Copy out the lines verbatim, everything from the line containing "svg-text:9: 9 <box>65 258 74 276</box>" down to the line containing "Itemize the components", both included.

_ _ _ _

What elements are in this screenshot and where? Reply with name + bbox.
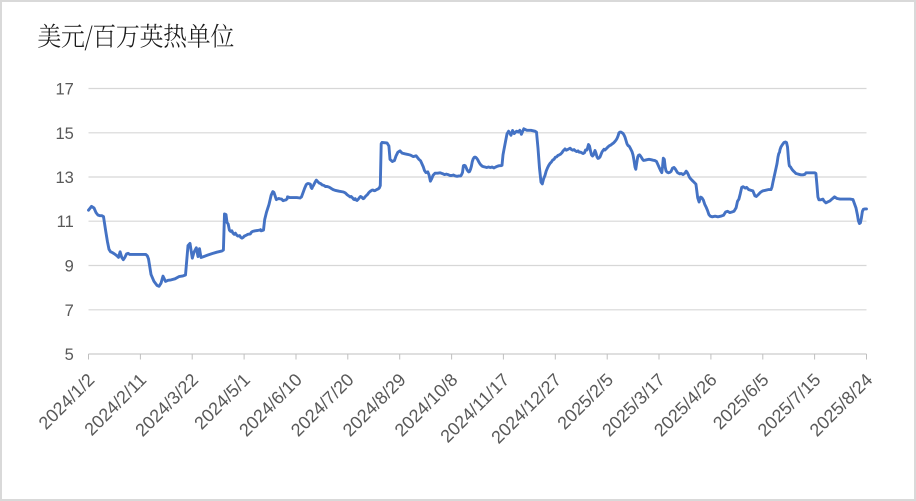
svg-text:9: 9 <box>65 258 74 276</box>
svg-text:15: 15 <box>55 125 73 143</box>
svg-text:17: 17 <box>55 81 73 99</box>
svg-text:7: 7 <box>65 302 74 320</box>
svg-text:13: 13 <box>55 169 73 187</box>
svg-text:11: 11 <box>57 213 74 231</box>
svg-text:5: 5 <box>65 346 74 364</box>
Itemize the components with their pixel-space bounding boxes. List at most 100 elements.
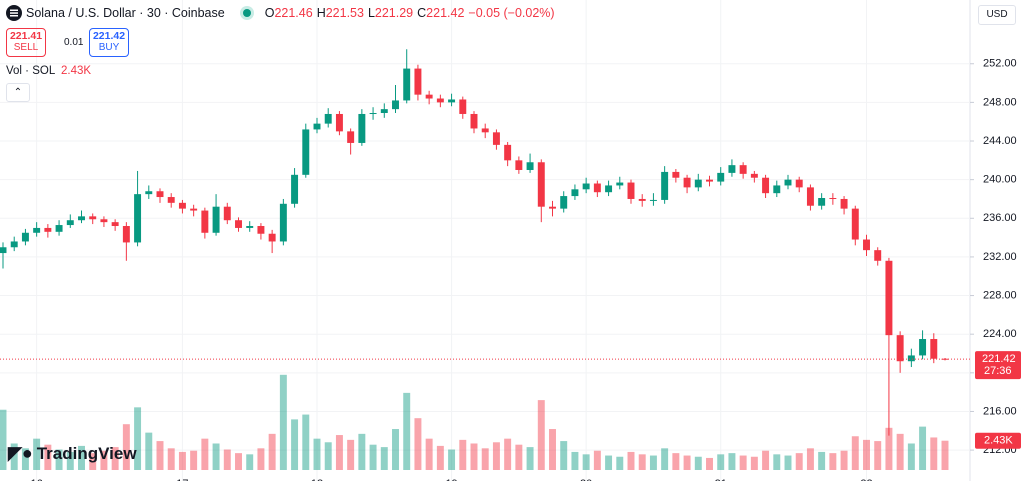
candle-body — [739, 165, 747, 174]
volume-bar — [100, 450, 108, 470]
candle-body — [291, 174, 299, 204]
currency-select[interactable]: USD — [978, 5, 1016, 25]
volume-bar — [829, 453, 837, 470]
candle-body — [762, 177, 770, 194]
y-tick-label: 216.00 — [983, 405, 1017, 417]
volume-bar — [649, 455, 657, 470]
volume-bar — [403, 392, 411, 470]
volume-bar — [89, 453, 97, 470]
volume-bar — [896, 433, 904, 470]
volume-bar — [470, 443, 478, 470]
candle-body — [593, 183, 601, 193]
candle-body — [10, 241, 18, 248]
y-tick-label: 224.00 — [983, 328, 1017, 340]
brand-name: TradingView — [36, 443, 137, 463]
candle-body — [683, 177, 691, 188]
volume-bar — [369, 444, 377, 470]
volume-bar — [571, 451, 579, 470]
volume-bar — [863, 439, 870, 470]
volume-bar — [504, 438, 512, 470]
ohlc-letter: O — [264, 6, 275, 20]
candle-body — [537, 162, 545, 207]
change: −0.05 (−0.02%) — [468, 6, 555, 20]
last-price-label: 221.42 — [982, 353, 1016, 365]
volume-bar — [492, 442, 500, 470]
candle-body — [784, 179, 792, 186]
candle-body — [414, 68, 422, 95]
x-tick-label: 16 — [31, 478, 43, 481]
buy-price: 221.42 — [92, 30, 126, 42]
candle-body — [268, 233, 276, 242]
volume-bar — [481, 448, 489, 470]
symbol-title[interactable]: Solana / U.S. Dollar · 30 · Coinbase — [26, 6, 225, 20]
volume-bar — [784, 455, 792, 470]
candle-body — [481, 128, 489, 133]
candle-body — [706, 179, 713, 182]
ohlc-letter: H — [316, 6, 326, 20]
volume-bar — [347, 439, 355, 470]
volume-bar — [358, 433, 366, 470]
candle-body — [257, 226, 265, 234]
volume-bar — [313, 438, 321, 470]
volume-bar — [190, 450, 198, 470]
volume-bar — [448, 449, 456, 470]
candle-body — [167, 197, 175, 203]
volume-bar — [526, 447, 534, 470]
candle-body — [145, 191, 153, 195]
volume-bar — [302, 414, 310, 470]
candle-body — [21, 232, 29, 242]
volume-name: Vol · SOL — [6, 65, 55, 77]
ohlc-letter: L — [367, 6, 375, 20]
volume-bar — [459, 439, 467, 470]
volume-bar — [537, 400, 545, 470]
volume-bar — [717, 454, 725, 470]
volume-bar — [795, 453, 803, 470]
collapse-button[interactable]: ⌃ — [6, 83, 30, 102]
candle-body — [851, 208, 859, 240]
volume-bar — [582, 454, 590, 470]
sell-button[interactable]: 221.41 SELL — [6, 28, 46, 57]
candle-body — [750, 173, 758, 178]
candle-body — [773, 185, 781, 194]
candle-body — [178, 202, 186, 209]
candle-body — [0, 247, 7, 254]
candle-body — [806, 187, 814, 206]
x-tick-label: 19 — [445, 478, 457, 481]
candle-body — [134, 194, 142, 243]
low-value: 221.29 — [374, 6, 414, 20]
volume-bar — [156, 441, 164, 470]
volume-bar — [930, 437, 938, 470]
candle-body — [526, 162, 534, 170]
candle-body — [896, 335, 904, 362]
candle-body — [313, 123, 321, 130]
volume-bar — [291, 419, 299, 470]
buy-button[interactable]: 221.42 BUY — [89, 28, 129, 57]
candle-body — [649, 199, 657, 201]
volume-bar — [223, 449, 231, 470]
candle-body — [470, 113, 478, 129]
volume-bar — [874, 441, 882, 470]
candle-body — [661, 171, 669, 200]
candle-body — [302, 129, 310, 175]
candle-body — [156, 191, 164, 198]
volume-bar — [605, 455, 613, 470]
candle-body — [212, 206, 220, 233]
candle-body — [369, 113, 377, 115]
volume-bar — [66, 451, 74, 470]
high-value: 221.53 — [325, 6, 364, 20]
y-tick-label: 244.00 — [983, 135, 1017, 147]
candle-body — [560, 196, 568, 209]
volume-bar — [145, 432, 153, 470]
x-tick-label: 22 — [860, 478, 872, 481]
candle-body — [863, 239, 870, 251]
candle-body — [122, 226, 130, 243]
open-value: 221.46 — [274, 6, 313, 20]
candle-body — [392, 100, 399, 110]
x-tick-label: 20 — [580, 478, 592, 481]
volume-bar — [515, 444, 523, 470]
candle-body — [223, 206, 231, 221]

_ _ _ _

- **SOLUTION TO THIS PROBLEM**
svg-text:9: 9 <box>65 258 74 276</box>
svg-text:15: 15 <box>55 125 73 143</box>
svg-text:17: 17 <box>55 81 73 99</box>
svg-text:7: 7 <box>65 302 74 320</box>
svg-text:13: 13 <box>55 169 73 187</box>
svg-text:11: 11 <box>57 213 74 231</box>
svg-text:5: 5 <box>65 346 74 364</box>
Itemize the components with their pixel-space bounding boxes. List at most 100 elements.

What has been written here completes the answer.